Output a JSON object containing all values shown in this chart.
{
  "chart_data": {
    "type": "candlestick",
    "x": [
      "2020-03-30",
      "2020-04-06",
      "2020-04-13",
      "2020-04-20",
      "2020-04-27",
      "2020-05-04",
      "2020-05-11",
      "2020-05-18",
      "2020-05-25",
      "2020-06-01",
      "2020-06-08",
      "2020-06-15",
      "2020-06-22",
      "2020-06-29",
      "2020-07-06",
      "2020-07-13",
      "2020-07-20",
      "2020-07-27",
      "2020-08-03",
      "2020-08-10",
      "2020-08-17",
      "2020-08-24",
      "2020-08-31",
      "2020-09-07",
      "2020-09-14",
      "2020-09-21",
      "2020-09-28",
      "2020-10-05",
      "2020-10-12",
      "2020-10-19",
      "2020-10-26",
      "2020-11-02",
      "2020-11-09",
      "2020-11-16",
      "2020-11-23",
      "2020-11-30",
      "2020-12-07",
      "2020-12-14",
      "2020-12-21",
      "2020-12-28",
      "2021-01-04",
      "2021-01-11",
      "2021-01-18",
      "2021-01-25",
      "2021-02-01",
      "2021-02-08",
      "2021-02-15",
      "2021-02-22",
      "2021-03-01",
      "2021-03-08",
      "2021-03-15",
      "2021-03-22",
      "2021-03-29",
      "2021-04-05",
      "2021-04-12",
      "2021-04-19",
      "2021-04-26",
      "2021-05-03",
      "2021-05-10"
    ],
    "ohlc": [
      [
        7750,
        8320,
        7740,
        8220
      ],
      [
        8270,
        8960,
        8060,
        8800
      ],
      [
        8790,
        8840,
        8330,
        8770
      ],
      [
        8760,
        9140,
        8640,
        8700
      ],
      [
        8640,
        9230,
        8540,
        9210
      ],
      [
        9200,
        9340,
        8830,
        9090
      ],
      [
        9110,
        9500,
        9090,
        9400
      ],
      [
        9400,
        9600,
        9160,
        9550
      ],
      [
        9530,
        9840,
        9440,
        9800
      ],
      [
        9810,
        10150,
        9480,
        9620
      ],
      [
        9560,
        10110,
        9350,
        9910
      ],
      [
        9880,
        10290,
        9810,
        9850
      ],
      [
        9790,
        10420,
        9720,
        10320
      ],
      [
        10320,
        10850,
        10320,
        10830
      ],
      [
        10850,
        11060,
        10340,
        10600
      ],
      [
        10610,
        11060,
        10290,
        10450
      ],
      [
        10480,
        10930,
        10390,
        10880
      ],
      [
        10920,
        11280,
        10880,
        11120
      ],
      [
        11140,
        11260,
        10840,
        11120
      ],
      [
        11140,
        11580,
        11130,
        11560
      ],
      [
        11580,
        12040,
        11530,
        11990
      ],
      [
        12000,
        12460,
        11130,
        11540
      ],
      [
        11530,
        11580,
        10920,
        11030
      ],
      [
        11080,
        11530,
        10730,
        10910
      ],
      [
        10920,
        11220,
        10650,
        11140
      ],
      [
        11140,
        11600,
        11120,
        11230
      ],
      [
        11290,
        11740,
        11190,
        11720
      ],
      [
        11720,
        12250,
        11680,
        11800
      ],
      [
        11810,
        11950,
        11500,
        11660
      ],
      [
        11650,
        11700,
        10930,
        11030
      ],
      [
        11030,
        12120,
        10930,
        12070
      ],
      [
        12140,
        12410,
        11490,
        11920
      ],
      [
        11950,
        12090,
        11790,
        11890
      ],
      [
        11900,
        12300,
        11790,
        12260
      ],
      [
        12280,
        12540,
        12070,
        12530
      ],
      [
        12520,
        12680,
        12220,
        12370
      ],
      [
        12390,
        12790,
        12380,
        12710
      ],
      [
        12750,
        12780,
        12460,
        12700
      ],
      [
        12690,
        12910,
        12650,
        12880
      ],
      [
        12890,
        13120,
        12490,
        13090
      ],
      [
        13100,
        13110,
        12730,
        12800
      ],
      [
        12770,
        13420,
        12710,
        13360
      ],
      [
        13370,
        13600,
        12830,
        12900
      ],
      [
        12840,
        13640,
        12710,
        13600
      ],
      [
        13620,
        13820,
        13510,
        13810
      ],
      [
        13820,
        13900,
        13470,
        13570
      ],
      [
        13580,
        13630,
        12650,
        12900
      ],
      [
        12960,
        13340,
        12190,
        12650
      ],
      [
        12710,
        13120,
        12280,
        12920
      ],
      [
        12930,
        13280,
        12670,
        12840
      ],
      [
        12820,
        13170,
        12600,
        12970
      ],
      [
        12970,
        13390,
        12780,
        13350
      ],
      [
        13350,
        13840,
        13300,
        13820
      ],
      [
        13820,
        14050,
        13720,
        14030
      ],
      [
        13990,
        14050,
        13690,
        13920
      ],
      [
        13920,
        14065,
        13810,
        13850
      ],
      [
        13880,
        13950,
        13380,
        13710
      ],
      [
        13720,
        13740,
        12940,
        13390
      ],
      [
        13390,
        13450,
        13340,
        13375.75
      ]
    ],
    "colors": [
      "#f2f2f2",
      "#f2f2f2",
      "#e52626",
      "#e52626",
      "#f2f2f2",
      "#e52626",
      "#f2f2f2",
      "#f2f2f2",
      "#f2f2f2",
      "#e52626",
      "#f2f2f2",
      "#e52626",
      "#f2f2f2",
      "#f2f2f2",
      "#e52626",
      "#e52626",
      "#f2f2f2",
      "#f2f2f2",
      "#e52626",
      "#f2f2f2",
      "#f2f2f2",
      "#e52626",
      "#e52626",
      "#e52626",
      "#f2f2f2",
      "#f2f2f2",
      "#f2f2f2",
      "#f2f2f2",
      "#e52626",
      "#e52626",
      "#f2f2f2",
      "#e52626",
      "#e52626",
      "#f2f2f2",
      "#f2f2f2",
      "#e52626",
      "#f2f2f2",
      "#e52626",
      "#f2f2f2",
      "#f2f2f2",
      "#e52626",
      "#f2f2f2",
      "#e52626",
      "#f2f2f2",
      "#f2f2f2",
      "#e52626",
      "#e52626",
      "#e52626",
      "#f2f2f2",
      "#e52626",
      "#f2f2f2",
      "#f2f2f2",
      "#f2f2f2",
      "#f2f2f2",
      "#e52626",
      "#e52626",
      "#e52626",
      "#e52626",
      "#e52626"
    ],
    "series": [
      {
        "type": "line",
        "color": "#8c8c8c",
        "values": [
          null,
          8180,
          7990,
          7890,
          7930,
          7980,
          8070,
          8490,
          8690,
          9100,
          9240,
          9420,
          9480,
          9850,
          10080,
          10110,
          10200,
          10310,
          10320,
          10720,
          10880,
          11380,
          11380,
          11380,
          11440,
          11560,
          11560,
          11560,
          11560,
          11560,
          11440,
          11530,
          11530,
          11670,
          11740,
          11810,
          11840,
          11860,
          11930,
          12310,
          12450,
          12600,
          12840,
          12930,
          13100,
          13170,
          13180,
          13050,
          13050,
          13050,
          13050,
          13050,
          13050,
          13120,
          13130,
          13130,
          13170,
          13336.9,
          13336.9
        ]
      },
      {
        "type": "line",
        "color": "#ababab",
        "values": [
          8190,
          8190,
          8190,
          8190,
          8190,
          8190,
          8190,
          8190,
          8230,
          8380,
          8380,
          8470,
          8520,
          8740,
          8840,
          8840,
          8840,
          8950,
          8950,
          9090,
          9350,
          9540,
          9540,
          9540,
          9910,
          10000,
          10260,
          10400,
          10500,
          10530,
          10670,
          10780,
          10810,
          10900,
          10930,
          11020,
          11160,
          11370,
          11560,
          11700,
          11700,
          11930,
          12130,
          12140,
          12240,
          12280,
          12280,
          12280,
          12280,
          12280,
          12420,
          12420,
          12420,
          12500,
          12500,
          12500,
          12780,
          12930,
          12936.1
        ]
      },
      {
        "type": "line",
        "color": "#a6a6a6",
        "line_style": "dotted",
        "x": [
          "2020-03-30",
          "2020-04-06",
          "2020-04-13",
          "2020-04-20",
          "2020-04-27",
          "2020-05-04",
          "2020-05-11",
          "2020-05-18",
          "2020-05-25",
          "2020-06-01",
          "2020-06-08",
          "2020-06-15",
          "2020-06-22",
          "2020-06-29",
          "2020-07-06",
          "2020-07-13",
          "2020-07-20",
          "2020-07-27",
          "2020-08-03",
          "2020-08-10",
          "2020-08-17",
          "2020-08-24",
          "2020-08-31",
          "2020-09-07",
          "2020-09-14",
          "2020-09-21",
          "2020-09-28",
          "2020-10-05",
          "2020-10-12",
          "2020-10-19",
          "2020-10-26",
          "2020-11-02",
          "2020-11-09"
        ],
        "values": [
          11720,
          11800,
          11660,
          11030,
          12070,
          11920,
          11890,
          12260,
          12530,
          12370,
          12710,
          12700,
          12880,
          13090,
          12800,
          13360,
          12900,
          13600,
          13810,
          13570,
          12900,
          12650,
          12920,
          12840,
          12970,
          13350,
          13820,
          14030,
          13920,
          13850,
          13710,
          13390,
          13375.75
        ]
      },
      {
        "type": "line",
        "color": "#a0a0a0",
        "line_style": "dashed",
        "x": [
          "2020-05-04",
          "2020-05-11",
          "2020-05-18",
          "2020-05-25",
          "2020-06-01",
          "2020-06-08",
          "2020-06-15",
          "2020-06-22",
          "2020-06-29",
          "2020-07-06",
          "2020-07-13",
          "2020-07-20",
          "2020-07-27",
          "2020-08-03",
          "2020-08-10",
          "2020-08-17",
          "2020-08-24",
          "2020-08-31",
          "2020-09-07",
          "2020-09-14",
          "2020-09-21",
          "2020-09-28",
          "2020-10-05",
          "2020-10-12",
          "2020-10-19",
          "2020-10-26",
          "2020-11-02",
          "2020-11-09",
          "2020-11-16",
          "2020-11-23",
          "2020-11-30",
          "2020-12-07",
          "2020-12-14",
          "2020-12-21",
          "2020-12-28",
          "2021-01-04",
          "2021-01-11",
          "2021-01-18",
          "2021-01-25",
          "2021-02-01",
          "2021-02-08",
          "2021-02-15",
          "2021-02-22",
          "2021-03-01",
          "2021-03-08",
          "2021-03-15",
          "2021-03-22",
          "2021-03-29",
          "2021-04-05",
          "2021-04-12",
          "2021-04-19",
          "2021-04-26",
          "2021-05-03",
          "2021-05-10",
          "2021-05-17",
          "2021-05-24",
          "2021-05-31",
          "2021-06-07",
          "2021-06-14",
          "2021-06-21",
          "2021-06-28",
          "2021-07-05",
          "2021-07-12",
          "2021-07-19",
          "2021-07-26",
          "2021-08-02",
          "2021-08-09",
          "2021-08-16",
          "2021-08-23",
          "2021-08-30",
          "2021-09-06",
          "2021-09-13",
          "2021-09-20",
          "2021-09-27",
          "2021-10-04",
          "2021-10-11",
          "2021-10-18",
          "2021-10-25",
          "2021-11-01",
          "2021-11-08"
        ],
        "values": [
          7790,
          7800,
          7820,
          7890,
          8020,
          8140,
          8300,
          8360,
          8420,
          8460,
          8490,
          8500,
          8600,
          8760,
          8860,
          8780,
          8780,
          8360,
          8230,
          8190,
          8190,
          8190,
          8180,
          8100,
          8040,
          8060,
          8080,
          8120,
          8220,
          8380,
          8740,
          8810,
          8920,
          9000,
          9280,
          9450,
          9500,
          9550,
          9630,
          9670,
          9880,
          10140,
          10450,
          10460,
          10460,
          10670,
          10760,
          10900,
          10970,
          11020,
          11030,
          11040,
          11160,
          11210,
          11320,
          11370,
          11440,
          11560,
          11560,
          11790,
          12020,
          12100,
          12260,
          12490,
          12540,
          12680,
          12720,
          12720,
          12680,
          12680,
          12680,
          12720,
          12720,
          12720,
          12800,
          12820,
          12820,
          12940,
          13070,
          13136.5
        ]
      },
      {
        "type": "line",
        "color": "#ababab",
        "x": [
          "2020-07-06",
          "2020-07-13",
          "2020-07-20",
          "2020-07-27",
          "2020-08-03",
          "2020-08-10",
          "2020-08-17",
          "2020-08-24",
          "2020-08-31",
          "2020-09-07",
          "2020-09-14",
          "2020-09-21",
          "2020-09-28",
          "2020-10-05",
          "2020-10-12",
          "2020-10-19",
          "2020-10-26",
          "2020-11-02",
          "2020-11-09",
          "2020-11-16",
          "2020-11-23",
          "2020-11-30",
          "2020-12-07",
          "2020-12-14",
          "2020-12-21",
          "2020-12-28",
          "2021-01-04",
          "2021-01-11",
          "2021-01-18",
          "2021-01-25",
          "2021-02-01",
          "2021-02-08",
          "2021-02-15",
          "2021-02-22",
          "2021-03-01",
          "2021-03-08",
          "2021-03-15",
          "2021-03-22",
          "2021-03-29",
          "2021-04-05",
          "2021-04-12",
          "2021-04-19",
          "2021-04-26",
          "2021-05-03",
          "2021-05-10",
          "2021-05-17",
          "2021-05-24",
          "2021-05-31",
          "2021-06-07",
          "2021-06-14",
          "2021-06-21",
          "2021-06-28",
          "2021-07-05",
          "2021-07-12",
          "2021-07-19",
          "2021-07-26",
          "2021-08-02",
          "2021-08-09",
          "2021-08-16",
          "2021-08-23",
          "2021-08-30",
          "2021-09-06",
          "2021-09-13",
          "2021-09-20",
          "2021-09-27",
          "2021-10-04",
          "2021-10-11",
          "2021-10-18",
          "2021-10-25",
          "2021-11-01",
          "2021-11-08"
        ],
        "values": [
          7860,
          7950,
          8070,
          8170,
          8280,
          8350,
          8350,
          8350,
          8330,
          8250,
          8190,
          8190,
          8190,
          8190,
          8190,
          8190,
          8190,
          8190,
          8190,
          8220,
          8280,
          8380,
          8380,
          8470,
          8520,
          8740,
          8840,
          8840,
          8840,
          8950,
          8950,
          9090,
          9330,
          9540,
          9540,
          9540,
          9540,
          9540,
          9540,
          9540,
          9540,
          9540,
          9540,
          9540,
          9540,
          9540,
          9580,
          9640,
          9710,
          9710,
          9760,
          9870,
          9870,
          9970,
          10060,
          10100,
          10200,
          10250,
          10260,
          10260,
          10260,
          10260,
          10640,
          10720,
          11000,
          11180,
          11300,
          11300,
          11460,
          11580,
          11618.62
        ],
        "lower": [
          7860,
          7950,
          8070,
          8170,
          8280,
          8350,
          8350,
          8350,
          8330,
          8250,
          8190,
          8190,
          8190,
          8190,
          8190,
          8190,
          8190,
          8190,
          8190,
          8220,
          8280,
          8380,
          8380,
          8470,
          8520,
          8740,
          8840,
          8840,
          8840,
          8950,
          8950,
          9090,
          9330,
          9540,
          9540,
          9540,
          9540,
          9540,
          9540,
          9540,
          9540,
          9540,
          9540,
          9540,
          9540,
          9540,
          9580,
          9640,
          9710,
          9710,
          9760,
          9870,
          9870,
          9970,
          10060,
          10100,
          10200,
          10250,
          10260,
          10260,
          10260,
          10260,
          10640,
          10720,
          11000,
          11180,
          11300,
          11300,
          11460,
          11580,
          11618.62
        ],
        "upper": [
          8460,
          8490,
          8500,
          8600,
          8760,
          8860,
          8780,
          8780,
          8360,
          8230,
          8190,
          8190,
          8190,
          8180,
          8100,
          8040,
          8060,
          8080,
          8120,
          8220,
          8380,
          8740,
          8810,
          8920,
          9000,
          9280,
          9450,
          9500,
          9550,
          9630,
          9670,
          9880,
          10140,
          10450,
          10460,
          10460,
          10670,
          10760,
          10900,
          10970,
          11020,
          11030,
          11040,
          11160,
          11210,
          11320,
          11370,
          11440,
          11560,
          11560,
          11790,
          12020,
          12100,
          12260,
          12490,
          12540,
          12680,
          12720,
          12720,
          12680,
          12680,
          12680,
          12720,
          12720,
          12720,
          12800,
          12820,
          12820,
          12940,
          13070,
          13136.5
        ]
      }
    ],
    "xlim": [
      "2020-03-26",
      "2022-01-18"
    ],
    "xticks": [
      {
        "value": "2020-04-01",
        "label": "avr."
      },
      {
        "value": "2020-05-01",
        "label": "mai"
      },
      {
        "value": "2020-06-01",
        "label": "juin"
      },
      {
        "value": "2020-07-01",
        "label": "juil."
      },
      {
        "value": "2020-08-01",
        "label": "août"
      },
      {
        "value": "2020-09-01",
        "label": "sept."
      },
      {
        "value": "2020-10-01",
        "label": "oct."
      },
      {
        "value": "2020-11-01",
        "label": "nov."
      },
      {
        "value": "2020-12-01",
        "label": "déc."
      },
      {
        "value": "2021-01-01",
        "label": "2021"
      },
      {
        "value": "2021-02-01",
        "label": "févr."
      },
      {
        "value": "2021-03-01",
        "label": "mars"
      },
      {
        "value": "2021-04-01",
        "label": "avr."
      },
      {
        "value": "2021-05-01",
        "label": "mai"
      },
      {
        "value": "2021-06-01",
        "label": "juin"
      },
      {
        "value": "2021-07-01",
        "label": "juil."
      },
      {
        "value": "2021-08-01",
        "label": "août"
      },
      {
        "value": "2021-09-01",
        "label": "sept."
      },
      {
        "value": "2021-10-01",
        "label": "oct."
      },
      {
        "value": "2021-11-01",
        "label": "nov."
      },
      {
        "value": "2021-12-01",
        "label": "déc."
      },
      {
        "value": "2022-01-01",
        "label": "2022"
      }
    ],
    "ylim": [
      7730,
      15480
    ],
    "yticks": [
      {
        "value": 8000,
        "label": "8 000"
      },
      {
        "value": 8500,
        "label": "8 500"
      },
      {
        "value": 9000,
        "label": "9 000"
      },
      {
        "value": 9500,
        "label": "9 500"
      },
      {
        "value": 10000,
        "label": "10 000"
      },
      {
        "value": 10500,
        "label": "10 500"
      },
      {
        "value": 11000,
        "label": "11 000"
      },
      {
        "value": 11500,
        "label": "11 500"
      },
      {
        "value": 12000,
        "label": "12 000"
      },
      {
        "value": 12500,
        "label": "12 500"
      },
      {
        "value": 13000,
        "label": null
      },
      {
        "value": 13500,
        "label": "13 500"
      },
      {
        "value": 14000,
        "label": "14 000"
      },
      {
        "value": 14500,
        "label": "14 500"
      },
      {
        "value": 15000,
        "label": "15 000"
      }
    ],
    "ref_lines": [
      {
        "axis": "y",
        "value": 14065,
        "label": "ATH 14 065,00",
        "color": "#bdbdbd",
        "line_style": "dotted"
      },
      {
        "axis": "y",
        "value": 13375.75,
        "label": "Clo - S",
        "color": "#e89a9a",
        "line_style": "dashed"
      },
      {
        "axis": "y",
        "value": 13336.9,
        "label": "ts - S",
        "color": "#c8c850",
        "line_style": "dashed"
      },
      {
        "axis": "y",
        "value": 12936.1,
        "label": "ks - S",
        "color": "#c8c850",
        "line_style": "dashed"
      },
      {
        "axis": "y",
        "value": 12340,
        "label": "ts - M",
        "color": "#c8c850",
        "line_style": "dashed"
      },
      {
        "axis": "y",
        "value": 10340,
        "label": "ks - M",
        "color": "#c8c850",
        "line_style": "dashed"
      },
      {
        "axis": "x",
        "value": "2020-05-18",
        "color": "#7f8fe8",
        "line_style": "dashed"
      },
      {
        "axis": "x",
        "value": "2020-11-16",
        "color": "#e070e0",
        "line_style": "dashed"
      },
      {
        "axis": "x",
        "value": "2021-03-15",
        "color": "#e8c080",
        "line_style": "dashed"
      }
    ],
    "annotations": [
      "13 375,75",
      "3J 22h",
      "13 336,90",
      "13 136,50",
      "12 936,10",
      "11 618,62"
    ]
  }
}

|---|

Task instructions:
In the records above, locate every line with the string "dotted" and copy it.

Result of this task:
        "line_style": "dotted",
        "line_style": "dotted"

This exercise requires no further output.